→ INSTRUCTIONS FOR THE TASK
Copy out every line that contains the word "unit".

Stored data
━━━━

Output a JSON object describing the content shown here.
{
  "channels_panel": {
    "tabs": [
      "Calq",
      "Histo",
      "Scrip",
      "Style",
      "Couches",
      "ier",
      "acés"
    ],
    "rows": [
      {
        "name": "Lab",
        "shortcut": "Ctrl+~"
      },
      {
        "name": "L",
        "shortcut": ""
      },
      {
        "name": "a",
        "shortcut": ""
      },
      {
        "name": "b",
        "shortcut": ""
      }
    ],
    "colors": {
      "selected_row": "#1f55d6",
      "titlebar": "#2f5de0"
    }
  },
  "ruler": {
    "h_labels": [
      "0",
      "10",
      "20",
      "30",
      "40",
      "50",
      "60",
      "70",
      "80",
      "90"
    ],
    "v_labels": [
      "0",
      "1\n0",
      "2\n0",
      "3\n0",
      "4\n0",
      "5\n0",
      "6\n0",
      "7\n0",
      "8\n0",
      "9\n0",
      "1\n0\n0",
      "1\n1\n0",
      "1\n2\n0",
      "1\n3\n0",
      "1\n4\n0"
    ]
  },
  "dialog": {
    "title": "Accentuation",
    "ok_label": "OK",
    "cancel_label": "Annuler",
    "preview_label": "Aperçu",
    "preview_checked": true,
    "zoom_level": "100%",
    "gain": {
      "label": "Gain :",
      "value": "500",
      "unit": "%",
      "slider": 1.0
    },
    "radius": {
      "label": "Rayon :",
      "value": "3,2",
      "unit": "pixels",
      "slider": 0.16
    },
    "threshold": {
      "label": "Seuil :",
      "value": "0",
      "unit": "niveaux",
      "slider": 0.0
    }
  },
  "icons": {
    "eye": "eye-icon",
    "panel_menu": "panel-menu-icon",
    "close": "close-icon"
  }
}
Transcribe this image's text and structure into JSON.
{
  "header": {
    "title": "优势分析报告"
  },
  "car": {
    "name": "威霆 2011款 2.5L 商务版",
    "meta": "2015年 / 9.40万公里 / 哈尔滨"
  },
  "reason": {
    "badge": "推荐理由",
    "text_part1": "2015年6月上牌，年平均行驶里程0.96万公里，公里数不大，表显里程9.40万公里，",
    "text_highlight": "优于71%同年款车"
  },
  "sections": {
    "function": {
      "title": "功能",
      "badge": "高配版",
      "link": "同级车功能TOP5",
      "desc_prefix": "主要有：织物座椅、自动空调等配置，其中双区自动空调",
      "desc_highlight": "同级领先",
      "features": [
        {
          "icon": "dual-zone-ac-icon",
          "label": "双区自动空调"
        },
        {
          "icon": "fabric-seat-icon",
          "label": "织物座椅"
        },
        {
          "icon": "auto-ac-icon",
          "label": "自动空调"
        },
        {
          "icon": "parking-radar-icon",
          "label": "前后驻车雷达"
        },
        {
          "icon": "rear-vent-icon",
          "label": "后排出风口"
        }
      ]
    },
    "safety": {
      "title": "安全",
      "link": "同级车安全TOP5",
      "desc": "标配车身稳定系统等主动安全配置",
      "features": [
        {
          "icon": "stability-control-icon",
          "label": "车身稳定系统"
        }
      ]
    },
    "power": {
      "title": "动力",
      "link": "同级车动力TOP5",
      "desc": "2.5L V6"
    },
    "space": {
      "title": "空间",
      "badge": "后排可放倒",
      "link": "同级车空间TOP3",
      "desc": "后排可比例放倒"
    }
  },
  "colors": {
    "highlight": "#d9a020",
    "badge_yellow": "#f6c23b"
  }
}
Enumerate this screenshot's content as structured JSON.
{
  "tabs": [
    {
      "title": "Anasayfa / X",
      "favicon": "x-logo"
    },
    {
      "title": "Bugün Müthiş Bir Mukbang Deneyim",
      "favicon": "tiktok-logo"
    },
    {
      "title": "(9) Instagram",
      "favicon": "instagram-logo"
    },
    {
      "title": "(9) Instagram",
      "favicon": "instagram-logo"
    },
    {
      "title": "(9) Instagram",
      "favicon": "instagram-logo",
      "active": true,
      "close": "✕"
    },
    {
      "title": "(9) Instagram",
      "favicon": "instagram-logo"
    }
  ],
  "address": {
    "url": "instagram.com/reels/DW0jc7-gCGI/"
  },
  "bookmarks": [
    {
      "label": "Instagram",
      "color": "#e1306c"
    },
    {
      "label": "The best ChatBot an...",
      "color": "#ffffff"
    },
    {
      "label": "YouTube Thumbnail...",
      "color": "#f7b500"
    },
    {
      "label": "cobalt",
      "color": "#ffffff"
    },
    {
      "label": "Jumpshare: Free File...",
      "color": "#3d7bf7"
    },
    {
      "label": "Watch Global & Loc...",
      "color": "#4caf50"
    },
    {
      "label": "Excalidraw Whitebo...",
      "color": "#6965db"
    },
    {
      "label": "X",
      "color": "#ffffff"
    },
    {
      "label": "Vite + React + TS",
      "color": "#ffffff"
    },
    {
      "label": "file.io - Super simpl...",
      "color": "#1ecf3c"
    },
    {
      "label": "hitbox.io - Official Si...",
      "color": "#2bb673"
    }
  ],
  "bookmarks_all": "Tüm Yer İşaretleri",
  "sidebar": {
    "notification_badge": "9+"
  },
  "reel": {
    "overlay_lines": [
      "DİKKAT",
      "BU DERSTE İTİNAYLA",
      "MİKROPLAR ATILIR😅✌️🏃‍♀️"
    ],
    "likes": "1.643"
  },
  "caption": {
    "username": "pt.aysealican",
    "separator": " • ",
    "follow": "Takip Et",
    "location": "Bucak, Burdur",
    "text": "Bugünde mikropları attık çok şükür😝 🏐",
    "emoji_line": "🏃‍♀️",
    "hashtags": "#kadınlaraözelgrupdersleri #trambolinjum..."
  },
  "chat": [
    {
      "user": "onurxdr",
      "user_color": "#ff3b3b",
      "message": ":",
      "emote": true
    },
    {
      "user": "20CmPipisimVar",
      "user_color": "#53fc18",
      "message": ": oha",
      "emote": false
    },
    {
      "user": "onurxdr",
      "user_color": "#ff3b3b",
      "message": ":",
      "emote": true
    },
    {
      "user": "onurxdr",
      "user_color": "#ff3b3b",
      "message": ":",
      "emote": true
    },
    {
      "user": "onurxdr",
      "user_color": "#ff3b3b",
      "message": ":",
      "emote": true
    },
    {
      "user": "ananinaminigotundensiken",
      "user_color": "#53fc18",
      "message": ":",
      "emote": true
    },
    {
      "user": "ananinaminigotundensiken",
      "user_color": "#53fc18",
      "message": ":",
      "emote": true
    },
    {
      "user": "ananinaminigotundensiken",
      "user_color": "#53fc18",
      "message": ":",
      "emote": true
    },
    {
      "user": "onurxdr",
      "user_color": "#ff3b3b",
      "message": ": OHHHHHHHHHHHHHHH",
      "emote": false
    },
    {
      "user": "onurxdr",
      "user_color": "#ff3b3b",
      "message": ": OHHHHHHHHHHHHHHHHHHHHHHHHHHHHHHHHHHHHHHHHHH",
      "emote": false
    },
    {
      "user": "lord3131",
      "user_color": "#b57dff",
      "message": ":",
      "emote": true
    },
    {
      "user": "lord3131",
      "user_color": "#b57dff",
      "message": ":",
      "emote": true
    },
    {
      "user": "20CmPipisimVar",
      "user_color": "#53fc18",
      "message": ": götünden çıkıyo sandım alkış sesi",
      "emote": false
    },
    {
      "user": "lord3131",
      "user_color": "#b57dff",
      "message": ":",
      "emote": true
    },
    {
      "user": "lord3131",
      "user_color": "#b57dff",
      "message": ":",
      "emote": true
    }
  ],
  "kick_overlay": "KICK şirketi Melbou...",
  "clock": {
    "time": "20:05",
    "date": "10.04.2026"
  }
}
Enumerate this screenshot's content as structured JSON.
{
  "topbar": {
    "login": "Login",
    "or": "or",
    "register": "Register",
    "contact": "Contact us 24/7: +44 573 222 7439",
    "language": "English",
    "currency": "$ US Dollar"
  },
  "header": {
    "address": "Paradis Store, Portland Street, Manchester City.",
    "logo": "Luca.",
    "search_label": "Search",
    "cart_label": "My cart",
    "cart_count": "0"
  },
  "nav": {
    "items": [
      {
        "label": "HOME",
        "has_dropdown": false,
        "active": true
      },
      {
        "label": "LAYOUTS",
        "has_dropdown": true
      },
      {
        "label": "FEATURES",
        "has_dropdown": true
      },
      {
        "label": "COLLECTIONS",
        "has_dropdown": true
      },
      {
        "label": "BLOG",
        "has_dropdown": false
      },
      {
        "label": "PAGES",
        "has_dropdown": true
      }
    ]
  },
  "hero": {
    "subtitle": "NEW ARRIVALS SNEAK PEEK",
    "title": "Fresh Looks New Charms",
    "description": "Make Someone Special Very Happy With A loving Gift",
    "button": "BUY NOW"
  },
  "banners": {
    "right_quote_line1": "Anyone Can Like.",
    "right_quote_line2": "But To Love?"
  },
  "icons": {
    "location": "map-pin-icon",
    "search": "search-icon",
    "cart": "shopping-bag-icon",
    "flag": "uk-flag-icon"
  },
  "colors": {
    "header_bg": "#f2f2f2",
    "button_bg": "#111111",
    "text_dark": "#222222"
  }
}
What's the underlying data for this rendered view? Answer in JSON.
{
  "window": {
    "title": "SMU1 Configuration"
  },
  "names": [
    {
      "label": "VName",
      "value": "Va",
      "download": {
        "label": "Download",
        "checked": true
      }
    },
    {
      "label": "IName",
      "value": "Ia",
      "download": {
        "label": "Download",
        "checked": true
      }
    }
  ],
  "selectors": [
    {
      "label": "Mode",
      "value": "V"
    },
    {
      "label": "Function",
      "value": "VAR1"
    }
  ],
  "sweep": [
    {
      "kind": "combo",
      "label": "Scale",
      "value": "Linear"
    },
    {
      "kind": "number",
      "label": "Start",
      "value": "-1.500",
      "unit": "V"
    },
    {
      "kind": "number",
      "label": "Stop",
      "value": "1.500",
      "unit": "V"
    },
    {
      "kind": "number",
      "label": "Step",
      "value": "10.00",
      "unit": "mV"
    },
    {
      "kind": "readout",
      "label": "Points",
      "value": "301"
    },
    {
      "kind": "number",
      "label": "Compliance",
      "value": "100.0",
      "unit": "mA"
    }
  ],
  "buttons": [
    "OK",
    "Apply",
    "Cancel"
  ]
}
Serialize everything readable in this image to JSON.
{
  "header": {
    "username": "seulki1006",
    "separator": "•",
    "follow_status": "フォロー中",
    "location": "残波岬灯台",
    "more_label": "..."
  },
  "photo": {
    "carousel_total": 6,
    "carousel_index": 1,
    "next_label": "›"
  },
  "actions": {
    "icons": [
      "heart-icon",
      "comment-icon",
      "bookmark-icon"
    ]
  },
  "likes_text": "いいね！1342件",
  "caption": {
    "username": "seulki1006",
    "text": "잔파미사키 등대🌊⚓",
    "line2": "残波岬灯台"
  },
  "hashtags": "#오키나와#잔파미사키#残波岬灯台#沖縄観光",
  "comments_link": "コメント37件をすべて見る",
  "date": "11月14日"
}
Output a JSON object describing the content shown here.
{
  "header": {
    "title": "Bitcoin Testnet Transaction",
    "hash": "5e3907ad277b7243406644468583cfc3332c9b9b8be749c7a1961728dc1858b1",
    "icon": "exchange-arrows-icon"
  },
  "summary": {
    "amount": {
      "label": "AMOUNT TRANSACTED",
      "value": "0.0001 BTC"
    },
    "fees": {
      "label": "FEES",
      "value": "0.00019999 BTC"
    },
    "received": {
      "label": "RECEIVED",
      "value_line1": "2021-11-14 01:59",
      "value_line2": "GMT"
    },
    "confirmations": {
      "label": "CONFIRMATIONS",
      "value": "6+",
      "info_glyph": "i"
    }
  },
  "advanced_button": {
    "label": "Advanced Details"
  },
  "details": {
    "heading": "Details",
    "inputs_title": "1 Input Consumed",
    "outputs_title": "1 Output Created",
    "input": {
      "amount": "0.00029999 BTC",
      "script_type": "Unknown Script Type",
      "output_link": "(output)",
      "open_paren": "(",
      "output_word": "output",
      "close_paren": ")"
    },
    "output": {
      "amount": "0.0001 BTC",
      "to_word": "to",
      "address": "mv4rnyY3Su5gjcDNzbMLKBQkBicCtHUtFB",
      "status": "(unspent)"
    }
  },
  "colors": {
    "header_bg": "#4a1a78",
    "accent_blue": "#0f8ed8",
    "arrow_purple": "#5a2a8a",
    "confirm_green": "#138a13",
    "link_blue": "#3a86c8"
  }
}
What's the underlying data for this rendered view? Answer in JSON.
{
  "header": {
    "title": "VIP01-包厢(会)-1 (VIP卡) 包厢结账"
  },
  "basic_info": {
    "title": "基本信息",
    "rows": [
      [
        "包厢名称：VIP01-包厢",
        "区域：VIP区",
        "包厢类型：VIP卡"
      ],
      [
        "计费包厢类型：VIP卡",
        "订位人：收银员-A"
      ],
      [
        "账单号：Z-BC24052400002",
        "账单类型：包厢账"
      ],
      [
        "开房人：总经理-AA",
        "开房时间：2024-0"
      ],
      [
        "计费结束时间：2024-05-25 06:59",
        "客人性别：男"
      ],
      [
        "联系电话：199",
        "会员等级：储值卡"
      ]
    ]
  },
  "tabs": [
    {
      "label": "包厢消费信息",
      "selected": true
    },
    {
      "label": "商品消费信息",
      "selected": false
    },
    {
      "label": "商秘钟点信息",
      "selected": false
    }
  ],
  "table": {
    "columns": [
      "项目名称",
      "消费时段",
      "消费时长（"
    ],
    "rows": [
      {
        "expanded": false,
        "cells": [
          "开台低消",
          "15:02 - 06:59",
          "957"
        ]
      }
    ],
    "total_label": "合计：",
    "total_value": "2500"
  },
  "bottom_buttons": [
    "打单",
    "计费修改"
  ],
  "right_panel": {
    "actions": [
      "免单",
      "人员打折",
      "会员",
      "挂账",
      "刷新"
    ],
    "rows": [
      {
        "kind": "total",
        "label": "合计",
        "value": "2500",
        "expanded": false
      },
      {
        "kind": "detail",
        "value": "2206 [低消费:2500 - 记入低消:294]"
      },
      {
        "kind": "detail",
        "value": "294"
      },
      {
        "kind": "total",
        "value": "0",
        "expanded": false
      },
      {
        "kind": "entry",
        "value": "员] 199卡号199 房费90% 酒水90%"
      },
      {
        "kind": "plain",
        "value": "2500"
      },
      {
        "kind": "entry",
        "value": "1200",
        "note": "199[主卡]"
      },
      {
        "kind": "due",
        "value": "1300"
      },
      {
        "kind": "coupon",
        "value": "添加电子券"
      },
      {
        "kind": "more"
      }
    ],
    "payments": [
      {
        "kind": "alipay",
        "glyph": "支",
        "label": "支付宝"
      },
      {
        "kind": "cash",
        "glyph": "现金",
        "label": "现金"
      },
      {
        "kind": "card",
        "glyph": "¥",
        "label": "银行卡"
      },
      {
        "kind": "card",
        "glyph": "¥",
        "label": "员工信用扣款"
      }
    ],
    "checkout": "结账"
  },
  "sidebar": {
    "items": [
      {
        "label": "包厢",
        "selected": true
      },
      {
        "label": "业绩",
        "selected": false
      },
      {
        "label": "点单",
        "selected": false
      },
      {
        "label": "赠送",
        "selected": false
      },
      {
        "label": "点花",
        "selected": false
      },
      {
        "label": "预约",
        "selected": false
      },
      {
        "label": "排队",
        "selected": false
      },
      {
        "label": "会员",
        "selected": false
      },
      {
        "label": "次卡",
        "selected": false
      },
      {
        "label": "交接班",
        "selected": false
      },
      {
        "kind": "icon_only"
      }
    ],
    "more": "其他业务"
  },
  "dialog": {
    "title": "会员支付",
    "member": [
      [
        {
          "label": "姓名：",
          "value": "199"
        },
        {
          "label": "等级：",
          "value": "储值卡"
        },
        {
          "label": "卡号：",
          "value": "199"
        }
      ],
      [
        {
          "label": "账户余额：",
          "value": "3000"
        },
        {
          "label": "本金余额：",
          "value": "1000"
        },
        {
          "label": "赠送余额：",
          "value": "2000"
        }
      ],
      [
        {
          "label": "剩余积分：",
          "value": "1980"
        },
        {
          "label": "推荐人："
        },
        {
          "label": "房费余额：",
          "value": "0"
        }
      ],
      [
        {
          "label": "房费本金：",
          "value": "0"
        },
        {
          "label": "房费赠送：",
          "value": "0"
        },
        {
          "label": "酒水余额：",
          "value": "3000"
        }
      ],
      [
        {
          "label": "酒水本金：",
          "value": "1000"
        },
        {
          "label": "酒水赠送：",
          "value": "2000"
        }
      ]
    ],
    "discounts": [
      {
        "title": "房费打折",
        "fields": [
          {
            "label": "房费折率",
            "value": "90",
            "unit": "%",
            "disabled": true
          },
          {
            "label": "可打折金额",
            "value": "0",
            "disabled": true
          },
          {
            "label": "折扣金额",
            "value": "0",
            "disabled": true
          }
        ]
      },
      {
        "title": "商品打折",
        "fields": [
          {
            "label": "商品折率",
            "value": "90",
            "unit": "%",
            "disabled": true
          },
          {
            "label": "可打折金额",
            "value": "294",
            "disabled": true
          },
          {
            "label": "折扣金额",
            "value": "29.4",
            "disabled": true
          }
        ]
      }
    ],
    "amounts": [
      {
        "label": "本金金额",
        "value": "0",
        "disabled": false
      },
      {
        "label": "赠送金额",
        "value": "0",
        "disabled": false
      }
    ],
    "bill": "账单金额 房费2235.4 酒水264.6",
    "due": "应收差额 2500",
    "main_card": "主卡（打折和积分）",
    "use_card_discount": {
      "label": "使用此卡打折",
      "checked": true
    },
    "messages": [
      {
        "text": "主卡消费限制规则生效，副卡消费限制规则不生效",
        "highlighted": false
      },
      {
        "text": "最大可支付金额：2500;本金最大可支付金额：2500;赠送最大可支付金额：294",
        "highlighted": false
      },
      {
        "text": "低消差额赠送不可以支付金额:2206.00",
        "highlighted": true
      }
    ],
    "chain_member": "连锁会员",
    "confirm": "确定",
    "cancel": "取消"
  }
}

━━━━

→ RESPONSE
      "unit": "%",
      "unit": "pixels",
      "unit": "niveaux",
      "unit": "V"
      "unit": "V"
      "unit": "mV"
      "unit": "mA"
            "unit": "%",
            "unit": "%",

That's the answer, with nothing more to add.